MATERIAL FOR THIS TASK:
══════
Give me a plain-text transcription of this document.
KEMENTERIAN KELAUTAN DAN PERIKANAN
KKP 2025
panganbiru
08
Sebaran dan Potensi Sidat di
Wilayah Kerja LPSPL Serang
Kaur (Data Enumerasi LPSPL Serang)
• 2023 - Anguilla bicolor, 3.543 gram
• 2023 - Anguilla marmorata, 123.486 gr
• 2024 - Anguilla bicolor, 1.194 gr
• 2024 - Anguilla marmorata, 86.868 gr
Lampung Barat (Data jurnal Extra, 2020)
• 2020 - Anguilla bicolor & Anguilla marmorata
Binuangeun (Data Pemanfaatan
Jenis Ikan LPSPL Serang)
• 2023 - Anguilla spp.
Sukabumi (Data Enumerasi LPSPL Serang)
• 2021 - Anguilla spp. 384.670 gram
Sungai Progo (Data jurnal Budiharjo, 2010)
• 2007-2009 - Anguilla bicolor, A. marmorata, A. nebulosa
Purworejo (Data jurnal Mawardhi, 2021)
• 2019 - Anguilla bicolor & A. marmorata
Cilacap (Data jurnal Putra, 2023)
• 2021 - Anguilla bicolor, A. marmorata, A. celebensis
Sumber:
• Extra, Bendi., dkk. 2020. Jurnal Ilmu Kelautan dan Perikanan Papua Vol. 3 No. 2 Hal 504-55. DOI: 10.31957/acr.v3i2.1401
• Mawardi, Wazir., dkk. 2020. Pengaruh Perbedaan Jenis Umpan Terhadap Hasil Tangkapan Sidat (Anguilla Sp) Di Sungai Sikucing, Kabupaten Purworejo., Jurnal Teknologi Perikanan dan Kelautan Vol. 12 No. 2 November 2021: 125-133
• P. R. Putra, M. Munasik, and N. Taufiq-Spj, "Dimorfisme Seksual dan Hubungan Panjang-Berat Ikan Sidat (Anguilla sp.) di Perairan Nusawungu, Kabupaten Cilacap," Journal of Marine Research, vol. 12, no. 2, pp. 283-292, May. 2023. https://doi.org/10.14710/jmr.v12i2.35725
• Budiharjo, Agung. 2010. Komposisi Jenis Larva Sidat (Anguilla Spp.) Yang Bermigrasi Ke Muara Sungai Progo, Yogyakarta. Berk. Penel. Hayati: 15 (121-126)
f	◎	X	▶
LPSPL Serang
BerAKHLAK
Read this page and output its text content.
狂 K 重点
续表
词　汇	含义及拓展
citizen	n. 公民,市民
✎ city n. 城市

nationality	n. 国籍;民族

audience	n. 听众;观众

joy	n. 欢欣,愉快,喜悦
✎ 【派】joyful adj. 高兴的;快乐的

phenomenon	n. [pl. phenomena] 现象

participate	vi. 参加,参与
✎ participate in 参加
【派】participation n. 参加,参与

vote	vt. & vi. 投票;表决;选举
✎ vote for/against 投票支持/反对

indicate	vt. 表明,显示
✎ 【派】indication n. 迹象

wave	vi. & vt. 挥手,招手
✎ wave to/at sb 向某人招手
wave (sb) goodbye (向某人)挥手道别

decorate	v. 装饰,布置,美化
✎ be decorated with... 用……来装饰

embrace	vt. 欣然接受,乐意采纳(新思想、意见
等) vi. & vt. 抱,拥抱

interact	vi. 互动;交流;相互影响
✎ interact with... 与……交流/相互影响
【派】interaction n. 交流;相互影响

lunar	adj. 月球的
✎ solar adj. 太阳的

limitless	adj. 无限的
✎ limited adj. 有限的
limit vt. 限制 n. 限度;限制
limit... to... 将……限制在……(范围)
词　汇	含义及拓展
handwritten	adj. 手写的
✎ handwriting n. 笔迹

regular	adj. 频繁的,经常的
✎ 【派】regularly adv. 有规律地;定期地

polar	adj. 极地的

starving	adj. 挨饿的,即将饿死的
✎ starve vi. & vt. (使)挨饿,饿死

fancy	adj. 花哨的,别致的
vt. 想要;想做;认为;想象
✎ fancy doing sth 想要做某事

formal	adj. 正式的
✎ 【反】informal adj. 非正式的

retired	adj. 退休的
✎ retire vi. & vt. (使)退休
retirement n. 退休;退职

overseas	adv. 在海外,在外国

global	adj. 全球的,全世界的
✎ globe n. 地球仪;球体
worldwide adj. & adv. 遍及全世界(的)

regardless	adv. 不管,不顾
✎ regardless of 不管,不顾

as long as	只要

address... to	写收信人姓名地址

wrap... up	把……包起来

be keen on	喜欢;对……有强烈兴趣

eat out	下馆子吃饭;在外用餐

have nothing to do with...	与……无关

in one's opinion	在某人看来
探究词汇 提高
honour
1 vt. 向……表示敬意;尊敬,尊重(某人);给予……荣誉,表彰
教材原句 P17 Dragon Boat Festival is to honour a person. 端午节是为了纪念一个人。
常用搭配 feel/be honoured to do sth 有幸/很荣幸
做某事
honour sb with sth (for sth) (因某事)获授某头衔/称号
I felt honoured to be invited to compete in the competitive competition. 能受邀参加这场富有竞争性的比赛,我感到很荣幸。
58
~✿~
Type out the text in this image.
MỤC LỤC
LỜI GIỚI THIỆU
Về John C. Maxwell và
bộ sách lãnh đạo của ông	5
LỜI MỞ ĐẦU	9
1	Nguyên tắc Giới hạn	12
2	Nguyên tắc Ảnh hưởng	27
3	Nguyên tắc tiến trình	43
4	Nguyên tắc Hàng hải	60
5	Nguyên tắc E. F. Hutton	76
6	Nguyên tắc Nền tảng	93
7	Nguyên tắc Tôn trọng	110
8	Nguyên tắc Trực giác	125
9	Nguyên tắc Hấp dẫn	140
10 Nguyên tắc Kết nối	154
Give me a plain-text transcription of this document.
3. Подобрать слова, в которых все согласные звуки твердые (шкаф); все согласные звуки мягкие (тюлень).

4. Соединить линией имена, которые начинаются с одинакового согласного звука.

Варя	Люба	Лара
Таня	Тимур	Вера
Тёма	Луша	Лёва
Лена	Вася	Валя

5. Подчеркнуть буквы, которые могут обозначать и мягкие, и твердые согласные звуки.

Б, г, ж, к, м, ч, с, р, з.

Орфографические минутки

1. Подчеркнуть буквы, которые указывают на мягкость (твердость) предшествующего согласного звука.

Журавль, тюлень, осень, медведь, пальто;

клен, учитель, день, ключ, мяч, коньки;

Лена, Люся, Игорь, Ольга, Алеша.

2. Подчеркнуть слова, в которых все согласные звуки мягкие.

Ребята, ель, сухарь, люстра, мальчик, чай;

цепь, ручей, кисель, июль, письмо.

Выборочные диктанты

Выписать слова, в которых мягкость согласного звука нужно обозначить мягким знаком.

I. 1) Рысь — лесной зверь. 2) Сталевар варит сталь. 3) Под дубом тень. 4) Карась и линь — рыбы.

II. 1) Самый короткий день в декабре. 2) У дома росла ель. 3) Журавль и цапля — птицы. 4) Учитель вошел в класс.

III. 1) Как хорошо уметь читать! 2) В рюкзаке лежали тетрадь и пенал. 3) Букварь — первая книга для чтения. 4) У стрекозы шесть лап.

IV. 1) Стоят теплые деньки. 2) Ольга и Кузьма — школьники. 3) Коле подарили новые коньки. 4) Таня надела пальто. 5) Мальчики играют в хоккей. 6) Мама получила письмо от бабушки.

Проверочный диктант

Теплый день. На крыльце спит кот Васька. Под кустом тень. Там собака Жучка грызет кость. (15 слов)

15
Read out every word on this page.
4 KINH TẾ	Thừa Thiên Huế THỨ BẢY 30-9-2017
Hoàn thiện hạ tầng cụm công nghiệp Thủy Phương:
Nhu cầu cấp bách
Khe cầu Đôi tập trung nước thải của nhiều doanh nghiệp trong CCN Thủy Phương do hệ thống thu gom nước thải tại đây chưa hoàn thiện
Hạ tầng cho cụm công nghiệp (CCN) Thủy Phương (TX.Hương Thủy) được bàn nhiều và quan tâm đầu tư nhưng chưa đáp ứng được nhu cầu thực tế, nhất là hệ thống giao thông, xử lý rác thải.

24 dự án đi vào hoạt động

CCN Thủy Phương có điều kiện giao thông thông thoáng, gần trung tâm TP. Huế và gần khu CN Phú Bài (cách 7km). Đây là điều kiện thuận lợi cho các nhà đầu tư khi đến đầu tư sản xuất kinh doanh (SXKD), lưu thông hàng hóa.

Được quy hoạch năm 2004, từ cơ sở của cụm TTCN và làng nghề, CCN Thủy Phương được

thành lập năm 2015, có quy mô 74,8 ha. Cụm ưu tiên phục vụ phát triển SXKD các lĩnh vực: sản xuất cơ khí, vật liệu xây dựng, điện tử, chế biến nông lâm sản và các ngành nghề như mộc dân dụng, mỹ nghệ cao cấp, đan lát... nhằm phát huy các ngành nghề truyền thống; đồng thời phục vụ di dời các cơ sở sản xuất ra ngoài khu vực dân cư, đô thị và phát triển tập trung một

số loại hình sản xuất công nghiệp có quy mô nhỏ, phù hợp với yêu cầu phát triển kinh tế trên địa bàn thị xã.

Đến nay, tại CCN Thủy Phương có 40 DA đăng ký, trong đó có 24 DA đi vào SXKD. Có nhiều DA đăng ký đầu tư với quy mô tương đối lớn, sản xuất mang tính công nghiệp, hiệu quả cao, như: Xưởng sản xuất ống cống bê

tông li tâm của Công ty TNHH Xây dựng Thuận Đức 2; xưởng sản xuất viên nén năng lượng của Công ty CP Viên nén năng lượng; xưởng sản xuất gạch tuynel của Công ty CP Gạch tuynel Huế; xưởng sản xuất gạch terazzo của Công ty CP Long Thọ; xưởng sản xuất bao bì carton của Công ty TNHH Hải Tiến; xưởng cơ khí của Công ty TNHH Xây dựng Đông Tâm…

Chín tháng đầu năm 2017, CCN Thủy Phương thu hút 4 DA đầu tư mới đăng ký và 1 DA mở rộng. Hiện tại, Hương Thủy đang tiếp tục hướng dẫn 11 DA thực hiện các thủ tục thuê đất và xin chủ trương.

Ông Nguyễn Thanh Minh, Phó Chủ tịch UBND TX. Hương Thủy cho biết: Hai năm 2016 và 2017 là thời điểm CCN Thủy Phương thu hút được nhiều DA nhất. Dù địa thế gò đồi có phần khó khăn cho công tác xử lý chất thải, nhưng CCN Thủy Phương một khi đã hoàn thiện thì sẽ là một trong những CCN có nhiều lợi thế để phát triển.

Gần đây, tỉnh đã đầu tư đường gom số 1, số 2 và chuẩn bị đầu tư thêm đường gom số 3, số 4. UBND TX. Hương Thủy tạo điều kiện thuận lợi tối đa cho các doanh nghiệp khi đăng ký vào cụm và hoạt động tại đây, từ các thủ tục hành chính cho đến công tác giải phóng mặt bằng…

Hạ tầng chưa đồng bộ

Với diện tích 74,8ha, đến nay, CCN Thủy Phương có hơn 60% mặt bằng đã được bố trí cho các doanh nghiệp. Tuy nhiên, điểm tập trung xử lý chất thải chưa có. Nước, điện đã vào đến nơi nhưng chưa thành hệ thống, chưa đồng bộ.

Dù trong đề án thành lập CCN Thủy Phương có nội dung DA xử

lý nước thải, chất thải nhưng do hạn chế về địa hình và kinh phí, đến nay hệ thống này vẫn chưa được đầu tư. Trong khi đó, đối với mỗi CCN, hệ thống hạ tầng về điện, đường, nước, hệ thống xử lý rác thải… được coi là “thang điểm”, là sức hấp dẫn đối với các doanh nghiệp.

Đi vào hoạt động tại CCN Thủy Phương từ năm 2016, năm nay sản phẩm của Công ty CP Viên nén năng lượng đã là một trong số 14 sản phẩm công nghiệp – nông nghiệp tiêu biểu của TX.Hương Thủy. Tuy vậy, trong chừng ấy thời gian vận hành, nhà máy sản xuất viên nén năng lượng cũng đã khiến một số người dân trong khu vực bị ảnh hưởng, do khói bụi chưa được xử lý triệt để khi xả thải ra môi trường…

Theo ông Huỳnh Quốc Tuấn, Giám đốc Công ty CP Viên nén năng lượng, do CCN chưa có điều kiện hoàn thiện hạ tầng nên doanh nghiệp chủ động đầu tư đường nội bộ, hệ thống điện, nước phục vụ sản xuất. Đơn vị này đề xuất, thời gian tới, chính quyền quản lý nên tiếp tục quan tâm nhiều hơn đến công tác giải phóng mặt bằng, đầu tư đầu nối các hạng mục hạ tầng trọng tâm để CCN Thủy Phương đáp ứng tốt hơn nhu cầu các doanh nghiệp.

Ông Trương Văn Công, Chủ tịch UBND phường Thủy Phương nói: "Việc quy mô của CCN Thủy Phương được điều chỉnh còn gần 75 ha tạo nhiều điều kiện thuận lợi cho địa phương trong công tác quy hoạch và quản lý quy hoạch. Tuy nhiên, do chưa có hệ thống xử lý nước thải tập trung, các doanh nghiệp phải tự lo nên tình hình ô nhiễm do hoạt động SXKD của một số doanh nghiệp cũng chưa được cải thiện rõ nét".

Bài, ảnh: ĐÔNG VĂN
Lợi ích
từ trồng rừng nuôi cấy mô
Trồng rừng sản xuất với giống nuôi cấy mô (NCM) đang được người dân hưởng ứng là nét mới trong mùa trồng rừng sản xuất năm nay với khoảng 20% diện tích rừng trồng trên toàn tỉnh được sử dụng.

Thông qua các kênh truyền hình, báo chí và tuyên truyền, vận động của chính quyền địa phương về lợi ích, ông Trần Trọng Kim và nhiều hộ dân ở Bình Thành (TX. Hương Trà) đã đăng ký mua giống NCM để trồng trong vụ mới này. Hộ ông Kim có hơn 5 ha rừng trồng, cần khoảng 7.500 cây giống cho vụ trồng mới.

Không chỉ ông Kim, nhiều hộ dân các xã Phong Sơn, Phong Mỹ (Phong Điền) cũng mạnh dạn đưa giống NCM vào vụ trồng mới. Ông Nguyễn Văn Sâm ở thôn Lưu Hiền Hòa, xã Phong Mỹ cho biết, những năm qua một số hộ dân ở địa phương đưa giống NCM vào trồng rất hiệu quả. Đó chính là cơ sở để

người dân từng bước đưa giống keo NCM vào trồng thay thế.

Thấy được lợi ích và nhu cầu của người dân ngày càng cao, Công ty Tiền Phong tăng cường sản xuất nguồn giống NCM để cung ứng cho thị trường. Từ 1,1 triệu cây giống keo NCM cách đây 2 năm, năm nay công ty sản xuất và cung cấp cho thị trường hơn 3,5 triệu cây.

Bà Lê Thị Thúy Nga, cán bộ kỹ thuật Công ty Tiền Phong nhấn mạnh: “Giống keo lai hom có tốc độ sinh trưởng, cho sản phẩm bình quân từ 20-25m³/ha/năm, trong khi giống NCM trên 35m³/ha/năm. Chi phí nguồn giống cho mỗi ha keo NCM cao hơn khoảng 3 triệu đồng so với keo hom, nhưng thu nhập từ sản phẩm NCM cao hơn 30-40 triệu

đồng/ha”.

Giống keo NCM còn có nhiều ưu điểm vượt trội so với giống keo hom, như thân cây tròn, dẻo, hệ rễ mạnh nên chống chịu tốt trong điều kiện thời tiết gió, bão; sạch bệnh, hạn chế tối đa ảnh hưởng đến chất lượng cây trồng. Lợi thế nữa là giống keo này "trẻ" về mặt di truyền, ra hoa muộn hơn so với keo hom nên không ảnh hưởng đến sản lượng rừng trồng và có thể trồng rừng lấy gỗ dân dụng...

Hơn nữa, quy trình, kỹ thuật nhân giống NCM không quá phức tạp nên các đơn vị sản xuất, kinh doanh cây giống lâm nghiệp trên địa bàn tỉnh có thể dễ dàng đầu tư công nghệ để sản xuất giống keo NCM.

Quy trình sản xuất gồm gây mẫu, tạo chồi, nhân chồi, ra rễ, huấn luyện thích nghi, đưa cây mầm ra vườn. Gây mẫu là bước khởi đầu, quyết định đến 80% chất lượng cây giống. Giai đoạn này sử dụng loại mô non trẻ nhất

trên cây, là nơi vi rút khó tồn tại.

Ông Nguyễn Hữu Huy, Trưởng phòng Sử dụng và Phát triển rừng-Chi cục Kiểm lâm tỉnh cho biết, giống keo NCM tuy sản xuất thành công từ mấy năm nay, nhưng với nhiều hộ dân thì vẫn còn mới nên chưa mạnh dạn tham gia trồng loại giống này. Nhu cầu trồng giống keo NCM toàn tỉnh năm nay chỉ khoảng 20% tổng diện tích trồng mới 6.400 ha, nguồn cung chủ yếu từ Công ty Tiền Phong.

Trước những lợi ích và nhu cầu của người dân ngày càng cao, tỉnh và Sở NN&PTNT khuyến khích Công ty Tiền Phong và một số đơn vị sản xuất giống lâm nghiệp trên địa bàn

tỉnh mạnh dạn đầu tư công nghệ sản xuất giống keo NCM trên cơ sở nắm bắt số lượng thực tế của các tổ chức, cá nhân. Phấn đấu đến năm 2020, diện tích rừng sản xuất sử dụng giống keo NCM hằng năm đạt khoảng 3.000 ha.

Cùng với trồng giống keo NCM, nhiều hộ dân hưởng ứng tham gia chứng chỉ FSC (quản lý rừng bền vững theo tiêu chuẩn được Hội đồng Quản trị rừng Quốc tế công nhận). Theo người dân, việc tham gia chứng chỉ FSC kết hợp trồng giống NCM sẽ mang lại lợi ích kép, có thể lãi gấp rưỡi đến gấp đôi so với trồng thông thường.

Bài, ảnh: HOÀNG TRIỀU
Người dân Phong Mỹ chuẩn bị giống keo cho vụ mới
══════
EXERCISE INSTRUCTIONS: Point out every line holding the string "Журавль" and copy it.

ANSWER TO THIS EXERCISE:
Журавль, тюлень, осень, медведь, пальто;
II. 1) Самый короткий день в декабре. 2) У дома росла ель. 3) Журавль и цапля — птицы. 4) Учитель вошел в класс.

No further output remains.